DO THIS: Copy the material below word for word, everything from its first line down to and including the line that contains "handwritten-amount: 4182,81 —".

Saved data entries

[Begin]

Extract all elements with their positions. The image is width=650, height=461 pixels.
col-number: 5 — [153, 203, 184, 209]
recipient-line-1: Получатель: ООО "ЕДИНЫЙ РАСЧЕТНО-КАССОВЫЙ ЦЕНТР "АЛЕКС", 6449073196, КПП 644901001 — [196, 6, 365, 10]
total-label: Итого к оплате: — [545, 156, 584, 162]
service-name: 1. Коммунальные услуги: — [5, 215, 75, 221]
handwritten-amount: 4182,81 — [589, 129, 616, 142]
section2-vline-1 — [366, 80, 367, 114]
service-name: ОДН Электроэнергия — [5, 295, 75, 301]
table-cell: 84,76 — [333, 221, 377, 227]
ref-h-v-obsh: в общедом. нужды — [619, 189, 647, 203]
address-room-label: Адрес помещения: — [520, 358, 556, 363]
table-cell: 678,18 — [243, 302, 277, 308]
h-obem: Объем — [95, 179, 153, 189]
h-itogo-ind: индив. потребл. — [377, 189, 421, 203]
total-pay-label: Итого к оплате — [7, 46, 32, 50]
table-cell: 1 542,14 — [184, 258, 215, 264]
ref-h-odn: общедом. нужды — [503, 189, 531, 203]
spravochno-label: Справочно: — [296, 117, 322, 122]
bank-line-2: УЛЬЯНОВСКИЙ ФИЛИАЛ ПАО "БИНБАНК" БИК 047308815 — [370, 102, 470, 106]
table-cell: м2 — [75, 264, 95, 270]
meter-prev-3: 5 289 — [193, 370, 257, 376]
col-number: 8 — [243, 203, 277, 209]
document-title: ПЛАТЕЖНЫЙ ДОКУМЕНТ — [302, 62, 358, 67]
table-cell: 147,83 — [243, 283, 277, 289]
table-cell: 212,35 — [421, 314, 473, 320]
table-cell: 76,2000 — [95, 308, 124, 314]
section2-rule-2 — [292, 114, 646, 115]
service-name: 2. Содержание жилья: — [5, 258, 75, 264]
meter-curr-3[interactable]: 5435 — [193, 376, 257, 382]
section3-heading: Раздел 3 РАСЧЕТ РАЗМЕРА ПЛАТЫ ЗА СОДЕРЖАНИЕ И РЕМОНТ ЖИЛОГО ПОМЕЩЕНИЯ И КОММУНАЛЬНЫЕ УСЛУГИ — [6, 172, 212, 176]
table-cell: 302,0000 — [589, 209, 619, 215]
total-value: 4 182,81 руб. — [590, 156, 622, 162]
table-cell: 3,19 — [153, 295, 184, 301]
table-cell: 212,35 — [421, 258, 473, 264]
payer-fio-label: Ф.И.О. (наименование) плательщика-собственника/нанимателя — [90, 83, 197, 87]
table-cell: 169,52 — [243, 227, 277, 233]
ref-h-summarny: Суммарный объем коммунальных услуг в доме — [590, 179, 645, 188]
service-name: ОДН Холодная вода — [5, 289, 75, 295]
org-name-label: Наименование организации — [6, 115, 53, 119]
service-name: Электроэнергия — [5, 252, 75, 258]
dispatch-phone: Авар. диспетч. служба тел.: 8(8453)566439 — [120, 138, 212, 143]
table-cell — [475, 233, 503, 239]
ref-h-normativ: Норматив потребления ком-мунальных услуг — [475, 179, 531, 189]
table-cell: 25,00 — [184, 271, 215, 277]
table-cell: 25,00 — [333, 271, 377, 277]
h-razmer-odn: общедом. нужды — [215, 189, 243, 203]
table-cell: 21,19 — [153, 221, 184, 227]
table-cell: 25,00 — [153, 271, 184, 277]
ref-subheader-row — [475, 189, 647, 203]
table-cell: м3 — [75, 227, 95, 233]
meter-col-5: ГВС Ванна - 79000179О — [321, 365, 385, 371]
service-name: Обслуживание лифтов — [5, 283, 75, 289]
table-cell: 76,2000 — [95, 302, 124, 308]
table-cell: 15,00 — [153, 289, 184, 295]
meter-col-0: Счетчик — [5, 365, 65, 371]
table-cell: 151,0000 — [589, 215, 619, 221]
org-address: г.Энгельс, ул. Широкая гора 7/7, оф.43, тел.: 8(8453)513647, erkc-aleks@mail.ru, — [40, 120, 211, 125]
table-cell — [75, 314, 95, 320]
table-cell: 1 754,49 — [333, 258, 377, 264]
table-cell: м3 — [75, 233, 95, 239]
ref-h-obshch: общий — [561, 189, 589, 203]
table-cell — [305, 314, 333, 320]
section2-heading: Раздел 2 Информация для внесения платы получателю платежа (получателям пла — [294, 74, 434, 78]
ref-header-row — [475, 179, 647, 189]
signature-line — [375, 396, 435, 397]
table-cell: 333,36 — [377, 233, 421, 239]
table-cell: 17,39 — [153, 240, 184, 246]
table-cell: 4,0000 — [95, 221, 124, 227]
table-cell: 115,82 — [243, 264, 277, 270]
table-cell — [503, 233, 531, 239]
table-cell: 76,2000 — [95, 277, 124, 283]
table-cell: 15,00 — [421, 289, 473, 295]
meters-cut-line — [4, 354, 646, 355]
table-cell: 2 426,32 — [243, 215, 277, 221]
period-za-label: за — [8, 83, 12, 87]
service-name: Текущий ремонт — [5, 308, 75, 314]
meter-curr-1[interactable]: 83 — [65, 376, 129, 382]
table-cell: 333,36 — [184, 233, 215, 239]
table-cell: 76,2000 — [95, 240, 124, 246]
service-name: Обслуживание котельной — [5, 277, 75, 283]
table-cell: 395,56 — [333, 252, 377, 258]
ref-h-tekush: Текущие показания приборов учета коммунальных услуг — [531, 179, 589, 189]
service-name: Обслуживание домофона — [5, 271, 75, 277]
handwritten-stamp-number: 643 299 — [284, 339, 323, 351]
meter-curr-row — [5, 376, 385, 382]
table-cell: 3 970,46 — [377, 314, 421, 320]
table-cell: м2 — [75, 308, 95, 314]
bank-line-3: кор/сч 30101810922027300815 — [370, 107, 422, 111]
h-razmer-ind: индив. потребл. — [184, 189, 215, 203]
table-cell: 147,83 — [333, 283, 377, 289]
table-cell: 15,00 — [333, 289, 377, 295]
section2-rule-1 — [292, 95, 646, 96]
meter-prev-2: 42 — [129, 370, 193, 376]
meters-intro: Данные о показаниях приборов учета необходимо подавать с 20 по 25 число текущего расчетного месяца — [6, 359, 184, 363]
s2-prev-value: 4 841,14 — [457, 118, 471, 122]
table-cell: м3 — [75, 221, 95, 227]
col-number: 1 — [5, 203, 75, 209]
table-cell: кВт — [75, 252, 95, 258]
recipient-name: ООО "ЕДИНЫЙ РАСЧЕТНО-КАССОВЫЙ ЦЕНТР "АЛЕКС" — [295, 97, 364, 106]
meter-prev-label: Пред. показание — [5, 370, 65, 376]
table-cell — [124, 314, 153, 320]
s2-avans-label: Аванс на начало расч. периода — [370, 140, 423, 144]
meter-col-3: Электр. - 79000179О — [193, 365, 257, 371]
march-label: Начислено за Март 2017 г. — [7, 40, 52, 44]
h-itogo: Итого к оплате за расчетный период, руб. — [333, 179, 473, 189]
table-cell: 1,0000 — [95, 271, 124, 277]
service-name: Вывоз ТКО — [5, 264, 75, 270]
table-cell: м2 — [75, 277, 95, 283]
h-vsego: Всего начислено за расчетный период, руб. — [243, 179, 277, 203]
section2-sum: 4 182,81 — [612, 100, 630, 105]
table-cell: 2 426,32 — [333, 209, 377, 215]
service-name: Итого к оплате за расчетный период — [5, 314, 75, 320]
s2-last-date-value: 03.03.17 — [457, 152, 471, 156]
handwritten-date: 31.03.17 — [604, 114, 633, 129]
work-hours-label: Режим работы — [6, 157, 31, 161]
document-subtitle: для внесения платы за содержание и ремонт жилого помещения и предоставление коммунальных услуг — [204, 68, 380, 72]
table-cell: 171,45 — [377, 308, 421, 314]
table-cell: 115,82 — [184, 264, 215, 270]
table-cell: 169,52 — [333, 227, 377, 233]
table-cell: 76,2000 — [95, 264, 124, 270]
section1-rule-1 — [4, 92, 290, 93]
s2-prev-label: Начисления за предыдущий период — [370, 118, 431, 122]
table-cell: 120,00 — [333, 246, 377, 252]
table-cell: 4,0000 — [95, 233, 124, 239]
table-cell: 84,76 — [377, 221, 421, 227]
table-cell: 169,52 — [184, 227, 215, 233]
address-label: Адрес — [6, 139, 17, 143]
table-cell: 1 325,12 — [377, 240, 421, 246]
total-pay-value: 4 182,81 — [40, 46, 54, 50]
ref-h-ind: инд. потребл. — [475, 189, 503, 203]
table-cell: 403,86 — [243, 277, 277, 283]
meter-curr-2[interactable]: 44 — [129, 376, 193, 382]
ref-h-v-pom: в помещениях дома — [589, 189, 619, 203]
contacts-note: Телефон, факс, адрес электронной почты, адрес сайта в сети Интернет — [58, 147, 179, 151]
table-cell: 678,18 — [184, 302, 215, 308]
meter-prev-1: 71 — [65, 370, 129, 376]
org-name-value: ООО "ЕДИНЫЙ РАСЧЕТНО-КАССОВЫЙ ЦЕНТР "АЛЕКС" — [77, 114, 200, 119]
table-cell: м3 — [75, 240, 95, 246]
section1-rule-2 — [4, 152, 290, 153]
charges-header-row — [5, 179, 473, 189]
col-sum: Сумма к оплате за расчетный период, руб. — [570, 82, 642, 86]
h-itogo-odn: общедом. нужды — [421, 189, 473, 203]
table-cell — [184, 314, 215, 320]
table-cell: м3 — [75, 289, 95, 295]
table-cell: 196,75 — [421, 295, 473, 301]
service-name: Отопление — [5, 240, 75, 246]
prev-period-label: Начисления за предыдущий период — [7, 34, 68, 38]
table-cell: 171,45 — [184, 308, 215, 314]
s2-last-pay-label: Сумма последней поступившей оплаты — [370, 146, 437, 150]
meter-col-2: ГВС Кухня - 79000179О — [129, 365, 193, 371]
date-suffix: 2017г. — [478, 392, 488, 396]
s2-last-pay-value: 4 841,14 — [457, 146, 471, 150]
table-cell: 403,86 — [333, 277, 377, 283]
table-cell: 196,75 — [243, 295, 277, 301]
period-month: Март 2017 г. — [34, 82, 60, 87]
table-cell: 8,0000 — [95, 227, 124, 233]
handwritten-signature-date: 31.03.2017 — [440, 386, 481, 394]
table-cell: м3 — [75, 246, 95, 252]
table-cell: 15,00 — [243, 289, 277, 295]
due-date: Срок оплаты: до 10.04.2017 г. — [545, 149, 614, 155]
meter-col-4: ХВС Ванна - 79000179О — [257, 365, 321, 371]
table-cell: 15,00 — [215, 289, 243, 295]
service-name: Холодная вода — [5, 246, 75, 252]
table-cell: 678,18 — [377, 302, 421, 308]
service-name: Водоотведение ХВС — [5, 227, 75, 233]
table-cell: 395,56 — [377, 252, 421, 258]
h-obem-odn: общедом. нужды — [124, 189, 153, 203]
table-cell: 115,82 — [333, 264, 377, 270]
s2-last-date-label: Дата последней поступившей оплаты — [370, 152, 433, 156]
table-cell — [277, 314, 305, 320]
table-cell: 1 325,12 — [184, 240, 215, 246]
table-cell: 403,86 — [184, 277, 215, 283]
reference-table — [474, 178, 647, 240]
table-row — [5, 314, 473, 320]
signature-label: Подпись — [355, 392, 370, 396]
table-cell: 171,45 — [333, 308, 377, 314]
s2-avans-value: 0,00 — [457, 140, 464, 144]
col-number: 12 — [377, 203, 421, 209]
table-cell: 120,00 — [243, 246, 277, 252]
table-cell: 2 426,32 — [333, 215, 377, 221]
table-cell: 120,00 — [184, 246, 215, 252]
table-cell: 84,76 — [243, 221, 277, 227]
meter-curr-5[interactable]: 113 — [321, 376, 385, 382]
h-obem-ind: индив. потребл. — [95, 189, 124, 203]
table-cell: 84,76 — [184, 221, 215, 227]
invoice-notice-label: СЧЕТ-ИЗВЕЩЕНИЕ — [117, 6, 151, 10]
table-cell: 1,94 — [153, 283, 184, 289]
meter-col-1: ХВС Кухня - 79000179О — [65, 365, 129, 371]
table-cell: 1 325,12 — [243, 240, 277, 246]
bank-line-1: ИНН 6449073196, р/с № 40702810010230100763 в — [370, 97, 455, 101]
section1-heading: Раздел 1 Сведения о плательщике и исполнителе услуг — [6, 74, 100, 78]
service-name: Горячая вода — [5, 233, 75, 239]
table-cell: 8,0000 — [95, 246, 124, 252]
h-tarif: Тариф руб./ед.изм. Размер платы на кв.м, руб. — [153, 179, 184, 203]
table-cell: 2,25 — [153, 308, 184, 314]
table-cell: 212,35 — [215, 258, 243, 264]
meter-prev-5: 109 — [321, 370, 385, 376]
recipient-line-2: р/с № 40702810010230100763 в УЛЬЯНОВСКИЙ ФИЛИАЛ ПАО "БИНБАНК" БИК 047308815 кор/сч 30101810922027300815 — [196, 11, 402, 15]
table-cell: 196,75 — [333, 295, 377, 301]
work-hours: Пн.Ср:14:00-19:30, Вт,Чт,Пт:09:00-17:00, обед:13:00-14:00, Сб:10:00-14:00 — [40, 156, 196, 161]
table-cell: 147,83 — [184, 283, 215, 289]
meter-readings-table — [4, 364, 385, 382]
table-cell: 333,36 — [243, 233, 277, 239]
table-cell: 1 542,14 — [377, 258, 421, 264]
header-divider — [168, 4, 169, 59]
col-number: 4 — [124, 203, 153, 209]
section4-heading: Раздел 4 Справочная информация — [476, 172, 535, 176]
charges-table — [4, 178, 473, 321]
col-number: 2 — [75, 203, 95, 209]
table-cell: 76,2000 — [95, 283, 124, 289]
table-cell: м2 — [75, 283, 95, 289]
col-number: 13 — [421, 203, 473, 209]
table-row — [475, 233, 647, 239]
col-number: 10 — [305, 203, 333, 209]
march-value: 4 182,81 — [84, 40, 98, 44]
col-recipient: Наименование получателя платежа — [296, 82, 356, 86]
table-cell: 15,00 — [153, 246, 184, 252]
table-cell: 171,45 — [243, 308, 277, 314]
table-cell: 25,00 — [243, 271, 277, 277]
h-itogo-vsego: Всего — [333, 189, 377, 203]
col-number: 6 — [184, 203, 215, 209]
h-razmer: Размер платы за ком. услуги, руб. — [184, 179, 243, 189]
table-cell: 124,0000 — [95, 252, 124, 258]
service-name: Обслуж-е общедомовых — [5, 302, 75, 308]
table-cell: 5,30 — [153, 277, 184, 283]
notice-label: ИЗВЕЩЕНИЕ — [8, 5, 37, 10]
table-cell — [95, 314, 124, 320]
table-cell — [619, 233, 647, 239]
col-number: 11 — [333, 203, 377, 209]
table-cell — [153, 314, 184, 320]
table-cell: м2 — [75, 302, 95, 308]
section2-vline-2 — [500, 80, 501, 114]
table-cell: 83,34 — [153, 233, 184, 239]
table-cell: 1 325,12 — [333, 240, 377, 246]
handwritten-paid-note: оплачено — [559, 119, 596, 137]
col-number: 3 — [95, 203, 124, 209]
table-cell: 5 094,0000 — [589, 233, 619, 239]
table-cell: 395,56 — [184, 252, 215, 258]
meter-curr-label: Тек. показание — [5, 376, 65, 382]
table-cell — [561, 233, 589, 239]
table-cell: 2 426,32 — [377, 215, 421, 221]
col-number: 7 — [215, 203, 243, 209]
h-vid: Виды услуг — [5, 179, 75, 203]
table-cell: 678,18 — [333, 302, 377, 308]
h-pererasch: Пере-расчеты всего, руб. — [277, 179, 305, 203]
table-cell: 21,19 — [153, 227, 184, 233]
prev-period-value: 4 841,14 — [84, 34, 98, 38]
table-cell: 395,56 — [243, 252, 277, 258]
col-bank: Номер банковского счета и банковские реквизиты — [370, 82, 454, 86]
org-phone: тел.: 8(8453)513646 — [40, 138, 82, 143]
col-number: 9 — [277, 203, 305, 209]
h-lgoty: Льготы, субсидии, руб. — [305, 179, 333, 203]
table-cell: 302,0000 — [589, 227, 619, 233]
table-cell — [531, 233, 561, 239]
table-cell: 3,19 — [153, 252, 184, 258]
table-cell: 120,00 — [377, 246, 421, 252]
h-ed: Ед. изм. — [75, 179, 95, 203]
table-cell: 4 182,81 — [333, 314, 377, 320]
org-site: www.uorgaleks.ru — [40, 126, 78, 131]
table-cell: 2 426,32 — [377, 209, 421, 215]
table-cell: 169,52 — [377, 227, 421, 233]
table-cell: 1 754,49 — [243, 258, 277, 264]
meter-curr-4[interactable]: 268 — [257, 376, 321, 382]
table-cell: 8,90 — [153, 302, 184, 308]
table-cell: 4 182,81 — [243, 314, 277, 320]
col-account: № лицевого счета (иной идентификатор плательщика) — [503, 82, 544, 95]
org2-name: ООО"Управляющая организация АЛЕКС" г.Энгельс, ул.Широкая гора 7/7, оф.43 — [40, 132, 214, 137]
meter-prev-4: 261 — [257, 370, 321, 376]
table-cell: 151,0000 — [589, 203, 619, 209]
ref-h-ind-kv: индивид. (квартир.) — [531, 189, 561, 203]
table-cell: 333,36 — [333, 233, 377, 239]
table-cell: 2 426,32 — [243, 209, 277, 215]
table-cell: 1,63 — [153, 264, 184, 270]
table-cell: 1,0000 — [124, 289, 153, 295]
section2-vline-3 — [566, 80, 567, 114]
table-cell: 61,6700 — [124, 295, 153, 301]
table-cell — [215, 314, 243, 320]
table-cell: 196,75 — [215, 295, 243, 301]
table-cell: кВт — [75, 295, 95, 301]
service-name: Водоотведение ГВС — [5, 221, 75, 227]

[End]

WRITTEN SOLUTION:
Extract all elements with their positions. The image is width=650, height=461 pixels.
col-number: 5 — [153, 203, 184, 209]
recipient-line-1: Получатель: ООО "ЕДИНЫЙ РАСЧЕТНО-КАССОВЫЙ ЦЕНТР "АЛЕКС", 6449073196, КПП 644901001 — [196, 6, 365, 10]
total-label: Итого к оплате: — [545, 156, 584, 162]
service-name: 1. Коммунальные услуги: — [5, 215, 75, 221]
handwritten-amount: 4182,81 — [589, 129, 616, 142]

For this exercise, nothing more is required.